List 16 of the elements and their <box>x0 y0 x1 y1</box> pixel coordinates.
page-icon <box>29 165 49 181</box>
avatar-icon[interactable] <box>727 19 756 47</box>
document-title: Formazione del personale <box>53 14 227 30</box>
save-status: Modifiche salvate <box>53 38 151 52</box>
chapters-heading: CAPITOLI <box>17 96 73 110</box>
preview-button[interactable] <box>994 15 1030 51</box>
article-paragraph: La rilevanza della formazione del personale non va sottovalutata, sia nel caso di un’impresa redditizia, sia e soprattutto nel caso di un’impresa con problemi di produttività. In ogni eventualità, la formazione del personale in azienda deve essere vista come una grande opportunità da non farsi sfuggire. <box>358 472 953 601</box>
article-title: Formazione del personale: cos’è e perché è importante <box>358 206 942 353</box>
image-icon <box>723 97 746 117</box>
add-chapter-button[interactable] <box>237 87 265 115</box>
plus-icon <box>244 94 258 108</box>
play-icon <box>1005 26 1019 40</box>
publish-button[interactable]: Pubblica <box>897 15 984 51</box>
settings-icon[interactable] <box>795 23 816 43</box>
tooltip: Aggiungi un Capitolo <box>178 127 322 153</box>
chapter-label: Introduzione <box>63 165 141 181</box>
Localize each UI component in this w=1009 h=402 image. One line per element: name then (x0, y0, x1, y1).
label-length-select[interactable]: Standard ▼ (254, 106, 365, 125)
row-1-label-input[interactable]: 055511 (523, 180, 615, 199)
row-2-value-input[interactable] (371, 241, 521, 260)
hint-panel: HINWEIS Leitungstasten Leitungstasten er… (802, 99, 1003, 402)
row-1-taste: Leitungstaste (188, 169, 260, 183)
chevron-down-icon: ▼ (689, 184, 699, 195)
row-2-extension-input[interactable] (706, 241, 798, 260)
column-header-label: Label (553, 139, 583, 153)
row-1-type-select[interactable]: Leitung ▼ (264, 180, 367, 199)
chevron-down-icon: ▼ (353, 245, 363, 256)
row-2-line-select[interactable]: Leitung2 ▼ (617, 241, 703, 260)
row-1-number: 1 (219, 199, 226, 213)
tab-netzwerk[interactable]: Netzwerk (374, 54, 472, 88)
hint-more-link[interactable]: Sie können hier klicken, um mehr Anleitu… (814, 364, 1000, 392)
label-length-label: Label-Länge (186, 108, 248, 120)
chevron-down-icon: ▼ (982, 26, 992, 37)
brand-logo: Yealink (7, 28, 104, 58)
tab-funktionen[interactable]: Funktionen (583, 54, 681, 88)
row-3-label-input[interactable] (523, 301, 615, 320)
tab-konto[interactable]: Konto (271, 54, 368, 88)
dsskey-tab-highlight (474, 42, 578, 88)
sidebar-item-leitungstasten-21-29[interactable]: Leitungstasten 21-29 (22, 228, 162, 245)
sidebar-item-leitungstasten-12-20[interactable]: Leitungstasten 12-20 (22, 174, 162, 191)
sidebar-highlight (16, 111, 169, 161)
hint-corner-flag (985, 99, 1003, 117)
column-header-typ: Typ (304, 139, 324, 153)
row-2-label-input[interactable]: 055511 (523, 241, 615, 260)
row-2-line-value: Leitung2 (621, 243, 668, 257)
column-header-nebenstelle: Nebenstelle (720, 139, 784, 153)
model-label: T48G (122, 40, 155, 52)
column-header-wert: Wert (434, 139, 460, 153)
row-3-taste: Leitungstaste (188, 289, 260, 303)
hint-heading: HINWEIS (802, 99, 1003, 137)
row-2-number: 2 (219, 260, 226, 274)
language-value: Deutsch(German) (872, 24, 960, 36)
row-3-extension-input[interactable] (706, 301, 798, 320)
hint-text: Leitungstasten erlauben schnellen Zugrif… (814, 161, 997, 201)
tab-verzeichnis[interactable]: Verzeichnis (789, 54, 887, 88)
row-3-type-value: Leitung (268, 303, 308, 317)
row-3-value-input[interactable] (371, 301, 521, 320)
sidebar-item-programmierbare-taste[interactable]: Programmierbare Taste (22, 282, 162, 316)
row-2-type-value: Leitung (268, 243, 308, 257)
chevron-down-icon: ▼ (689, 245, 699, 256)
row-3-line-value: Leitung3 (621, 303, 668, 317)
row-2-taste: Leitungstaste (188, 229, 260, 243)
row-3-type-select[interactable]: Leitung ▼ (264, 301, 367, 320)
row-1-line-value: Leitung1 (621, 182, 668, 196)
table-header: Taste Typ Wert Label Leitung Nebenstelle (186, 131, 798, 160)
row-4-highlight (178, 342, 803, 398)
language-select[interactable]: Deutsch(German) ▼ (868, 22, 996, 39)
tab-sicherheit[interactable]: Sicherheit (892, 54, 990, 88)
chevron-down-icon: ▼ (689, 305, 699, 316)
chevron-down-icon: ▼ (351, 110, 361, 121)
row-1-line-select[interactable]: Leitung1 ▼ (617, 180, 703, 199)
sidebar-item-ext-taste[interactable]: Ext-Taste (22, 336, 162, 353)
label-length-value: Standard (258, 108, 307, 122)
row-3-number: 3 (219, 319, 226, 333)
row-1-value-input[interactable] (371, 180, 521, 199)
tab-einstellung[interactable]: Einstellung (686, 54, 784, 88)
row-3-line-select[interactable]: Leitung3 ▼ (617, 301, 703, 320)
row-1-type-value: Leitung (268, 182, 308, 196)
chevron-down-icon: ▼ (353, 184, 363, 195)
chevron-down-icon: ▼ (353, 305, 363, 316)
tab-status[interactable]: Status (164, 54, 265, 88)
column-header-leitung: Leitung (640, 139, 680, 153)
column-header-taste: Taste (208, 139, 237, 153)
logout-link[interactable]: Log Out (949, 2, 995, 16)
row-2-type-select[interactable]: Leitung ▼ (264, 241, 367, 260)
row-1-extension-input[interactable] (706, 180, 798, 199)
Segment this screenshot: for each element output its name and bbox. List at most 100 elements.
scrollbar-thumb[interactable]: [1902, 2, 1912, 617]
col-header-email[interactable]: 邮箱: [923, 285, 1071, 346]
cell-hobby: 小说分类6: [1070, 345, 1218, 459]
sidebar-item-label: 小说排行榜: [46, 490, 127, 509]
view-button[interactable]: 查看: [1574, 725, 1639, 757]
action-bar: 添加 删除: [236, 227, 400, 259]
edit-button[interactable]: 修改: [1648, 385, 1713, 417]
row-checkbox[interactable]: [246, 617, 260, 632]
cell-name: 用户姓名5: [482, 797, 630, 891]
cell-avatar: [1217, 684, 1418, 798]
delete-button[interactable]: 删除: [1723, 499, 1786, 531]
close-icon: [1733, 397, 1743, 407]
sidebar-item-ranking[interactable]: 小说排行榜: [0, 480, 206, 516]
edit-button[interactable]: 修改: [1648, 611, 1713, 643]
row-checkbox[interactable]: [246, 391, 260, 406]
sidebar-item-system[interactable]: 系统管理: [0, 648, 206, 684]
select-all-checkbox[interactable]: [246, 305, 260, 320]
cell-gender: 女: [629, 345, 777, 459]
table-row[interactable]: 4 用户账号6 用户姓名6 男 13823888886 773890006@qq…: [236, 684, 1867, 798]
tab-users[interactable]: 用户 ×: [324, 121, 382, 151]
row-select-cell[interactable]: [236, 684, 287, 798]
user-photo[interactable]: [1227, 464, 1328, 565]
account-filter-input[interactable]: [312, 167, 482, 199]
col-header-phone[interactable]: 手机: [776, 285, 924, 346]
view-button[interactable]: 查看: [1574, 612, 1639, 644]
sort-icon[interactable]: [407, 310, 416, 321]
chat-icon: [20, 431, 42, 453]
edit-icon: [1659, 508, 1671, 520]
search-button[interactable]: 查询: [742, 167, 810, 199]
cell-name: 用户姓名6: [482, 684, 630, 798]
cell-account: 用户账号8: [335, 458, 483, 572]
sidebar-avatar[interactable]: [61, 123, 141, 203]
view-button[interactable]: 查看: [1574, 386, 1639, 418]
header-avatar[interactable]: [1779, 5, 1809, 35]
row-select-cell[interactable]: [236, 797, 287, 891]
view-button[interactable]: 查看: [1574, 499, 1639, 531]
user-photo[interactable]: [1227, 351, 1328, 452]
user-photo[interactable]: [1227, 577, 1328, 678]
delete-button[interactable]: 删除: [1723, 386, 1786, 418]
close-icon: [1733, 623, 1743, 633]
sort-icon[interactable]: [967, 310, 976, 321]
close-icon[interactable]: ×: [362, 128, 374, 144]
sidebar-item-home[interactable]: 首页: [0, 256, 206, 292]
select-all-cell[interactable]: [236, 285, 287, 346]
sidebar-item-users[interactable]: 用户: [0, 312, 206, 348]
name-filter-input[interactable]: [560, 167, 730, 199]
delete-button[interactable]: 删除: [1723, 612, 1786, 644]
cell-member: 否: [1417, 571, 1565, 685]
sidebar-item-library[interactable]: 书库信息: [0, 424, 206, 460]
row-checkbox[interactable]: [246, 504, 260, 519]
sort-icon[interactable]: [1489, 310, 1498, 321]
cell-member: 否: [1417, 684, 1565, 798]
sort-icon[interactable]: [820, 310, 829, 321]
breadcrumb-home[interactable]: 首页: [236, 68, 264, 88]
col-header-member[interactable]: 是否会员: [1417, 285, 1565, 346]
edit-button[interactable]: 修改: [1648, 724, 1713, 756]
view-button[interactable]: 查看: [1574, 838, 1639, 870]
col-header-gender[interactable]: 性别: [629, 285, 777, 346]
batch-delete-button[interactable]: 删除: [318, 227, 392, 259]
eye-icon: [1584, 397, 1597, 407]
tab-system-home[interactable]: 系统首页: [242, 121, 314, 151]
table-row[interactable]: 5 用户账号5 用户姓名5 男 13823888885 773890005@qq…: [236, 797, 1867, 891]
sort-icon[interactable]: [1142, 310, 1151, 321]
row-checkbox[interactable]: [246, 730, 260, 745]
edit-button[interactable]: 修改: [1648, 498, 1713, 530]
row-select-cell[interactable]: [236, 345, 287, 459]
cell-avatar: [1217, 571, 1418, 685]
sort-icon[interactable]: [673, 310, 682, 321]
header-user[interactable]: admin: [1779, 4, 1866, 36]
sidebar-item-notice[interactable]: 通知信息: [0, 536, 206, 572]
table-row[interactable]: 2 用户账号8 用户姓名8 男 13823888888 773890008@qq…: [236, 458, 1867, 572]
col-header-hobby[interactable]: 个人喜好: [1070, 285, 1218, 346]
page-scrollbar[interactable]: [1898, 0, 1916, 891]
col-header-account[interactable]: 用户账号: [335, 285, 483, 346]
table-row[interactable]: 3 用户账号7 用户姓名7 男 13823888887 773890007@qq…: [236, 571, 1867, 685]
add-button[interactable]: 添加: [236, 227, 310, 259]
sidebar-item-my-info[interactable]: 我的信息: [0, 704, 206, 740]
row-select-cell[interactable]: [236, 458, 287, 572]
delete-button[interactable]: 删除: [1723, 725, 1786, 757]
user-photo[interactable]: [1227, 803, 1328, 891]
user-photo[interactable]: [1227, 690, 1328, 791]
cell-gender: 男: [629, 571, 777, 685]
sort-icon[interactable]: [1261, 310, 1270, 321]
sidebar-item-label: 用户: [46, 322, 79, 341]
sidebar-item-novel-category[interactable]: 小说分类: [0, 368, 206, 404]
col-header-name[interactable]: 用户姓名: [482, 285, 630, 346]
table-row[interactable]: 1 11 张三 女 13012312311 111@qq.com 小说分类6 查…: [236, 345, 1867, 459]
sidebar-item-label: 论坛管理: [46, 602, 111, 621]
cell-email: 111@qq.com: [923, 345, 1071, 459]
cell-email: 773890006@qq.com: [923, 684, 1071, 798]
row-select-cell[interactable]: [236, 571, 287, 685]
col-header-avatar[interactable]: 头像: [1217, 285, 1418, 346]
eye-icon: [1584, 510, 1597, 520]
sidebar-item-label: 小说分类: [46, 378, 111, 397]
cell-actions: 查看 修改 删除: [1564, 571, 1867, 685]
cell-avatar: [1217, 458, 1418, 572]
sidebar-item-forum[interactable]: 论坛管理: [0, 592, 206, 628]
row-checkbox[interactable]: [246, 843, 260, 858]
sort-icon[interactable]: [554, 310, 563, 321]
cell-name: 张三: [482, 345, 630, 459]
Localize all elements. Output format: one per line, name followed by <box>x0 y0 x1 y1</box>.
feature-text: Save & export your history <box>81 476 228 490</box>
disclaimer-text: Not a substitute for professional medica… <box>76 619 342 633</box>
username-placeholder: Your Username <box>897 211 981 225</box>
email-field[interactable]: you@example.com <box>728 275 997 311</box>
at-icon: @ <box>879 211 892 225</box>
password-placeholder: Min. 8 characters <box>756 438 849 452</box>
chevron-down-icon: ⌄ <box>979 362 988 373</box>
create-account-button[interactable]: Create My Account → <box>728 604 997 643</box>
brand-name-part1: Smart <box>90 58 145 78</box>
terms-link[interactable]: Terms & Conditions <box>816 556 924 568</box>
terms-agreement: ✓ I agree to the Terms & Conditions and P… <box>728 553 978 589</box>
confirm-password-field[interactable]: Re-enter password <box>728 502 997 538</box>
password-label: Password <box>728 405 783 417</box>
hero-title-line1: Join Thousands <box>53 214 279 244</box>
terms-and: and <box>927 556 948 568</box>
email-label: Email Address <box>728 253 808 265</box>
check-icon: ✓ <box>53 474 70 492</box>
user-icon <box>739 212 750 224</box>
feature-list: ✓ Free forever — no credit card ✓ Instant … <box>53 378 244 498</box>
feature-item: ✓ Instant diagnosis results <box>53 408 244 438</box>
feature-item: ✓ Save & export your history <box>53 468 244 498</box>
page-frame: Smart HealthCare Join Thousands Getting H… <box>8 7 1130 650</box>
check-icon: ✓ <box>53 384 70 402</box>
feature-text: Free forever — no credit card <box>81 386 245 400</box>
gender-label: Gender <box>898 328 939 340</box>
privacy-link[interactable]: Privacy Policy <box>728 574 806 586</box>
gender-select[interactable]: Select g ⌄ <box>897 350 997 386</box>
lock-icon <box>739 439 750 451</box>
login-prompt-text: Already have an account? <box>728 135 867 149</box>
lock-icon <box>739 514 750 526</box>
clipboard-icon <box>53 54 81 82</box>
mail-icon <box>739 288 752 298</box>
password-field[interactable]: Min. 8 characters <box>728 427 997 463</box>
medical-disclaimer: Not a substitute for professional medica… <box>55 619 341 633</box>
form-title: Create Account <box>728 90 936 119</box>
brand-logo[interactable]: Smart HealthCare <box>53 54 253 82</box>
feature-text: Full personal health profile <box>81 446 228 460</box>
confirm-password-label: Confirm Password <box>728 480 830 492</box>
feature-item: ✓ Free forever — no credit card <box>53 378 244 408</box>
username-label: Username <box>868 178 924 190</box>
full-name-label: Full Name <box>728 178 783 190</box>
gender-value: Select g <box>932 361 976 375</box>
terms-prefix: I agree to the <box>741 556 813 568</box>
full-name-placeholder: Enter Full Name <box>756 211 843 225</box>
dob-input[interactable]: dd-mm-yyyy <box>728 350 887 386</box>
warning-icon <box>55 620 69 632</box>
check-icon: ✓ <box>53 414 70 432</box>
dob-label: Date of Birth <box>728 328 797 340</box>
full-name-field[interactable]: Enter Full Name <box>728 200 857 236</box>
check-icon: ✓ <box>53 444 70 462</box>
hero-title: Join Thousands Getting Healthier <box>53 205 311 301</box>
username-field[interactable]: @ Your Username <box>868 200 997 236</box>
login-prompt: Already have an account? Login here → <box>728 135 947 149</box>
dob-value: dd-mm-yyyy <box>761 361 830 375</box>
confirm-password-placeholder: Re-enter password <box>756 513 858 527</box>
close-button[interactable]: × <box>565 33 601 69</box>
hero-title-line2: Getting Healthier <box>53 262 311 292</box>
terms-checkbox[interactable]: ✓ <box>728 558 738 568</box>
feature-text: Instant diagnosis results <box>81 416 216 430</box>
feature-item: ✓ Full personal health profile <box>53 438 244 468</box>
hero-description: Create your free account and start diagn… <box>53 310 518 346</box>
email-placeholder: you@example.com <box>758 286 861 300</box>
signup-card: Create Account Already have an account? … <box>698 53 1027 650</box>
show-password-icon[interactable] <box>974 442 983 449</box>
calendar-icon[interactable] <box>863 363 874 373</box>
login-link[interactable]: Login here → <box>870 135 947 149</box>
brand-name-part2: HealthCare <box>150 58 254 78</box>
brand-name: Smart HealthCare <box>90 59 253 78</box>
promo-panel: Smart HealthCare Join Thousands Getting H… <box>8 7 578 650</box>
────────
Count the lines of the records that contain the string "close", with uppercase and lowercase letters treated as different, and state only the resulting number.

Solution to this problem:
4